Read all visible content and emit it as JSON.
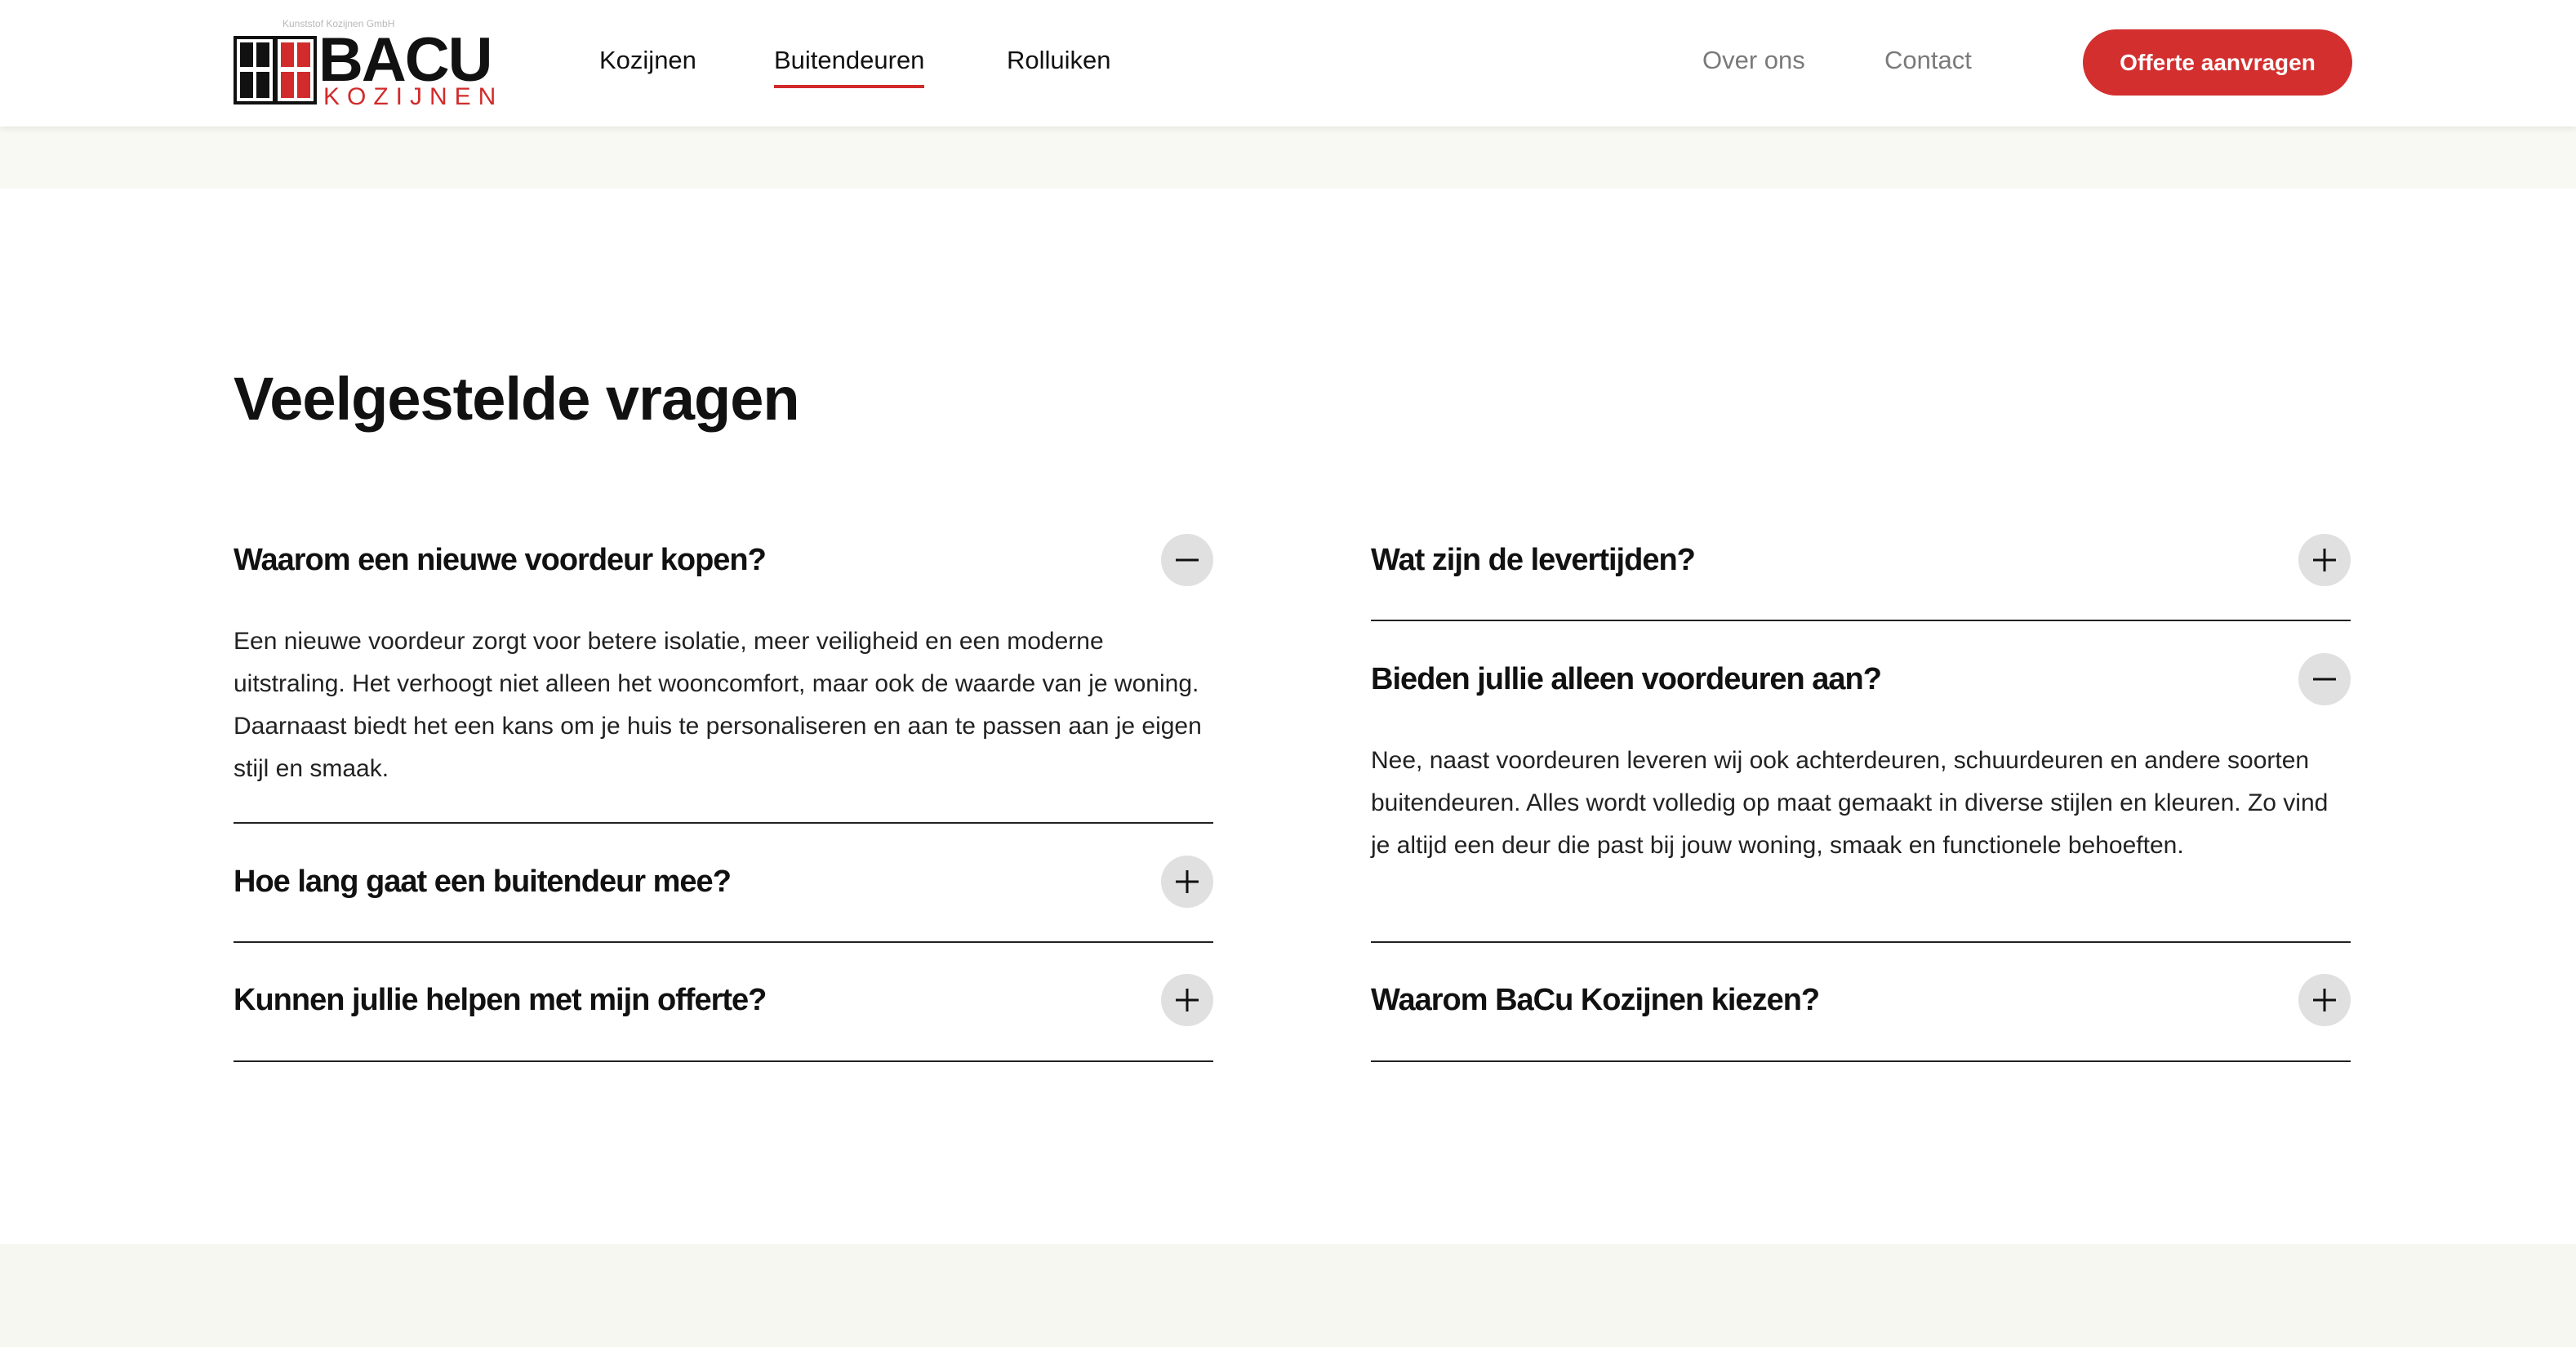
{
  "header": {
    "logo": {
      "tagline": "Kunststof Kozijnen GmbH",
      "brand": "BACU",
      "sub": "KOZIJNEN"
    },
    "nav": [
      "Kozijnen",
      "Buitendeuren",
      "Rolluiken"
    ],
    "secondary_nav": [
      "Over ons",
      "Contact"
    ],
    "active_nav": "Buitendeuren",
    "cta_label": "Offerte aanvragen"
  },
  "colors": {
    "accent": "#d32f2f",
    "beige": "#f9f9f4",
    "toggle_bg": "#e0e0e0"
  },
  "faq": {
    "title": "Veelgestelde vragen",
    "left": [
      {
        "question": "Waarom een nieuwe voordeur kopen?",
        "expanded": true,
        "answer": "Een nieuwe voordeur zorgt voor betere isolatie, meer veiligheid en een moderne uitstraling. Het verhoogt niet alleen het wooncomfort, maar ook de waarde van je woning. Daarnaast biedt het een kans om je huis te personaliseren en aan te passen aan je eigen stijl en smaak."
      },
      {
        "question": "Hoe lang gaat een buitendeur mee?",
        "expanded": false
      },
      {
        "question": "Kunnen jullie helpen met mijn offerte?",
        "expanded": false
      }
    ],
    "right": [
      {
        "question": "Wat zijn de levertijden?",
        "expanded": false
      },
      {
        "question": "Bieden jullie alleen voordeuren aan?",
        "expanded": true,
        "answer": "Nee, naast voordeuren leveren wij ook achterdeuren, schuurdeuren en andere soorten buitendeuren. Alles wordt volledig op maat gemaakt in diverse stijlen en kleuren. Zo vind je altijd een deur die past bij jouw woning, smaak en functionele behoeften."
      },
      {
        "question": "Waarom BaCu Kozijnen kiezen?",
        "expanded": false
      }
    ],
    "icons": {
      "expanded": "minus-icon",
      "collapsed": "plus-icon"
    }
  }
}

_ _ _ _ _

*The request*:
Omit the pictures, then quote the rest of the material above exactly.

*Full solution*:
Read all visible content and emit it as JSON.
{
  "header": {
    "logo": {
      "tagline": "Kunststof Kozijnen GmbH",
      "brand": "BACU",
      "sub": "KOZIJNEN"
    },
    "nav": [
      "Kozijnen",
      "Buitendeuren",
      "Rolluiken"
    ],
    "secondary_nav": [
      "Over ons",
      "Contact"
    ],
    "active_nav": "Buitendeuren",
    "cta_label": "Offerte aanvragen"
  },
  "colors": {
    "accent": "#d32f2f",
    "beige": "#f9f9f4",
    "toggle_bg": "#e0e0e0"
  },
  "faq": {
    "title": "Veelgestelde vragen",
    "left": [
      {
        "question": "Waarom een nieuwe voordeur kopen?",
        "expanded": true,
        "answer": "Een nieuwe voordeur zorgt voor betere isolatie, meer veiligheid en een moderne uitstraling. Het verhoogt niet alleen het wooncomfort, maar ook de waarde van je woning. Daarnaast biedt het een kans om je huis te personaliseren en aan te passen aan je eigen stijl en smaak."
      },
      {
        "question": "Hoe lang gaat een buitendeur mee?",
        "expanded": false
      },
      {
        "question": "Kunnen jullie helpen met mijn offerte?",
        "expanded": false
      }
    ],
    "right": [
      {
        "question": "Wat zijn de levertijden?",
        "expanded": false
      },
      {
        "question": "Bieden jullie alleen voordeuren aan?",
        "expanded": true,
        "answer": "Nee, naast voordeuren leveren wij ook achterdeuren, schuurdeuren en andere soorten buitendeuren. Alles wordt volledig op maat gemaakt in diverse stijlen en kleuren. Zo vind je altijd een deur die past bij jouw woning, smaak en functionele behoeften."
      },
      {
        "question": "Waarom BaCu Kozijnen kiezen?",
        "expanded": false
      }
    ],
    "icons": {
      "expanded": "minus-icon",
      "collapsed": "plus-icon"
    }
  }
}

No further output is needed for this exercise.